**Task details**
From the page extract below on working with a performance agency, list every word or phrase set in quotation marks.

**Page extract**

---*---

Your respective performance agency should only be granted authorizations that are required for the implementation of their work. It is important that the agency is only invited toyour Business Manager as a “partner”. This is the only way you can easily separate the two business managers again if the collaboration ends.
In this context, it is also important to understand that a classic social media agency usually requires different rights than a performance specialist. A performance agency runs campaigns with the aim of achieving maximum results – i.e. measurable performance indicators. A social media agency is usually more concerned with the “playback” of your social media presence, i.e. the publication of creative postings and community management. We call this the “Top of Funnel”. Strictly speaking, the work of a performance specialist usually begins where the work of a social media agency ends. Neither specialty is more important than the other. Both are relevant to success and are not mutually exclusive.
2. Checking the pixel setup
In the next step, you should check whether the Facebook pixel has been installed technically correctly on your website. Here it is important to understand that the integration of the standard pixel code does not open up nearly all the possibilities that exist in tracking.
For example, additional standard conversions can be programmed for specific “events” or, in the case of online shops, many additional values can also be transferred.
It is particularly important for online shops to have clean value tracking for purchases and a Facebook product catalogue. This enables you or your performance agency to perform dynamic re-targeting – i.e. customers are only shown content that really interests them.

---*---

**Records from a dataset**

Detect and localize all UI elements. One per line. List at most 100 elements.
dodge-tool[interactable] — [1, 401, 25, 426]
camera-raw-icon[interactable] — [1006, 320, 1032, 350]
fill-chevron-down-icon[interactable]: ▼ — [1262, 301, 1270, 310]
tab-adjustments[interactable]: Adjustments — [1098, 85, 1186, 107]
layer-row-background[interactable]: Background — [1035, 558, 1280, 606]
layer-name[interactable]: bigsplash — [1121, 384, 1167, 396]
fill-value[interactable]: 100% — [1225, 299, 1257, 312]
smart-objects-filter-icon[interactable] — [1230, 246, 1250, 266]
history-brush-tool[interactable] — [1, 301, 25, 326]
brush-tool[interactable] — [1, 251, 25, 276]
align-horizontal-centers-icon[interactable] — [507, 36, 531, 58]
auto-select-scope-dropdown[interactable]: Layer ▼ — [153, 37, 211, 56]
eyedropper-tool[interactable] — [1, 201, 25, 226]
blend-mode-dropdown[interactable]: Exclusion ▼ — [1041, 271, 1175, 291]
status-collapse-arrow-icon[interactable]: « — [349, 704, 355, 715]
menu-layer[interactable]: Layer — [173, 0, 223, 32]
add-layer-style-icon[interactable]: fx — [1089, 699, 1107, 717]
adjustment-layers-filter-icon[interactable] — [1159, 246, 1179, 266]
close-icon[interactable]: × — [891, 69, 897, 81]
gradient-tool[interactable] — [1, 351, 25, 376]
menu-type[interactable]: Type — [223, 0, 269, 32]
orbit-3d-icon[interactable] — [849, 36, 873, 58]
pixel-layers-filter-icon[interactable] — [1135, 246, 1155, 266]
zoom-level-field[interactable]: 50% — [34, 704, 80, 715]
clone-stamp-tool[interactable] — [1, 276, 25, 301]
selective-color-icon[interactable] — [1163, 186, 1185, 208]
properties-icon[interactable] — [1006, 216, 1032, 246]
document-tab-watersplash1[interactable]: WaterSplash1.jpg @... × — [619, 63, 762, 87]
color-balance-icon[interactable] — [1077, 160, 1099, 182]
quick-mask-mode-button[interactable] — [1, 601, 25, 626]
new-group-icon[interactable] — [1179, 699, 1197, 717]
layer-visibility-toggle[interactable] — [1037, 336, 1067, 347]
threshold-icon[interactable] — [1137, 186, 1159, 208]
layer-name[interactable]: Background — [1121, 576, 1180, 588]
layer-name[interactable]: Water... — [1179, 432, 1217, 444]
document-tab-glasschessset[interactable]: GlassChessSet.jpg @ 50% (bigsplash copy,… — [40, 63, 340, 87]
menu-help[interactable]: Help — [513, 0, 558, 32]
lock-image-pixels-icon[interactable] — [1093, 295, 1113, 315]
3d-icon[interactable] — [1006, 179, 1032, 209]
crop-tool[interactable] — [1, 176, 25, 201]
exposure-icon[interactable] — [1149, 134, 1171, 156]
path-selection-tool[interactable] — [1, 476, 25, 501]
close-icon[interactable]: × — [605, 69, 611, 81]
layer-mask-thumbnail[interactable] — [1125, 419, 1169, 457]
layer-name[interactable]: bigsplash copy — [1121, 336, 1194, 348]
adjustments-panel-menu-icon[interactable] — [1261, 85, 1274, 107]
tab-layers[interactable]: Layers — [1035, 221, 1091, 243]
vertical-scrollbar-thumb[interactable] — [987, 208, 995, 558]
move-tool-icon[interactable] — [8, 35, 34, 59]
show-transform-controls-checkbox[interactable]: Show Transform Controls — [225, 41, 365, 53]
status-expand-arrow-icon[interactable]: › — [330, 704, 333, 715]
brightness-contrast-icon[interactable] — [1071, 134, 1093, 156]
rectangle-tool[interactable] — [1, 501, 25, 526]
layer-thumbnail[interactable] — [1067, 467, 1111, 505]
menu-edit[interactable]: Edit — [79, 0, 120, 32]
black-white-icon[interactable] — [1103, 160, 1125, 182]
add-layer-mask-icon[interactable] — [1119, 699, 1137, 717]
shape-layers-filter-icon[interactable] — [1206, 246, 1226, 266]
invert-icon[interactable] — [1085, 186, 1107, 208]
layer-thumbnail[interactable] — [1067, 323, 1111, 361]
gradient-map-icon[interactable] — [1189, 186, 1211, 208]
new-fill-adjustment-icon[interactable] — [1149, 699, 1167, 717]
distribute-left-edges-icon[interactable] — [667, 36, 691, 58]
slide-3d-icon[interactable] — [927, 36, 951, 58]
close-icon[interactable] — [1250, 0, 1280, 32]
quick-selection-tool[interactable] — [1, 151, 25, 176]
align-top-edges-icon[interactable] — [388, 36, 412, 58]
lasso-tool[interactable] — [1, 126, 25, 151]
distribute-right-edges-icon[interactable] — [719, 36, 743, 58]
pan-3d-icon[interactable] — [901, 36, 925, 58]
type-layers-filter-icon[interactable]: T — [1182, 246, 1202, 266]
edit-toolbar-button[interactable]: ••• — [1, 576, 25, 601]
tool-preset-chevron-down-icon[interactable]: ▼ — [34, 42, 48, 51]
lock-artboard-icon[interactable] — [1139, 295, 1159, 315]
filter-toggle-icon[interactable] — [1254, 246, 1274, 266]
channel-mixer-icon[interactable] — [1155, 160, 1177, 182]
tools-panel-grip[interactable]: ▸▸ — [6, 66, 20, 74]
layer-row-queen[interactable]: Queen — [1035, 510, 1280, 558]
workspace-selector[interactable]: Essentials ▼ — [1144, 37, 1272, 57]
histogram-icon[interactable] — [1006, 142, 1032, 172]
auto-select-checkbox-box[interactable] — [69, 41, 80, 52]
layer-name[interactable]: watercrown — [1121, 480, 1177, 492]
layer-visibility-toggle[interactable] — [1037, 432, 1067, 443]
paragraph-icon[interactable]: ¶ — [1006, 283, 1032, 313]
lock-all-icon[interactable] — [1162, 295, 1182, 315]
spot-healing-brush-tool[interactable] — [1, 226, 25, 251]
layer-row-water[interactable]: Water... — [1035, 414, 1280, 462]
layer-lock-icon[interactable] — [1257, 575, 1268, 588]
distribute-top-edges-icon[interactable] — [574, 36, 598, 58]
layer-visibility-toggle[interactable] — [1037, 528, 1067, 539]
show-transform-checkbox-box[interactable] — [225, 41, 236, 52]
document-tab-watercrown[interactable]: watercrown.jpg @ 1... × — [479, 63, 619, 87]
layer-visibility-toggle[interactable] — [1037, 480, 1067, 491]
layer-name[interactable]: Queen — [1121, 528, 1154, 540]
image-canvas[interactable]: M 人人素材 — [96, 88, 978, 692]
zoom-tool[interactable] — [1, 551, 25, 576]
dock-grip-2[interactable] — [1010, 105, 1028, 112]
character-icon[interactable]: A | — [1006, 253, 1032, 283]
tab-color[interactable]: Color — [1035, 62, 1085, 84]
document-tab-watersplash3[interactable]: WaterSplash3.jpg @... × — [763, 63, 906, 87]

---*---

**Result of this exercise**
- partner
- playback
- Top of Funnel
- events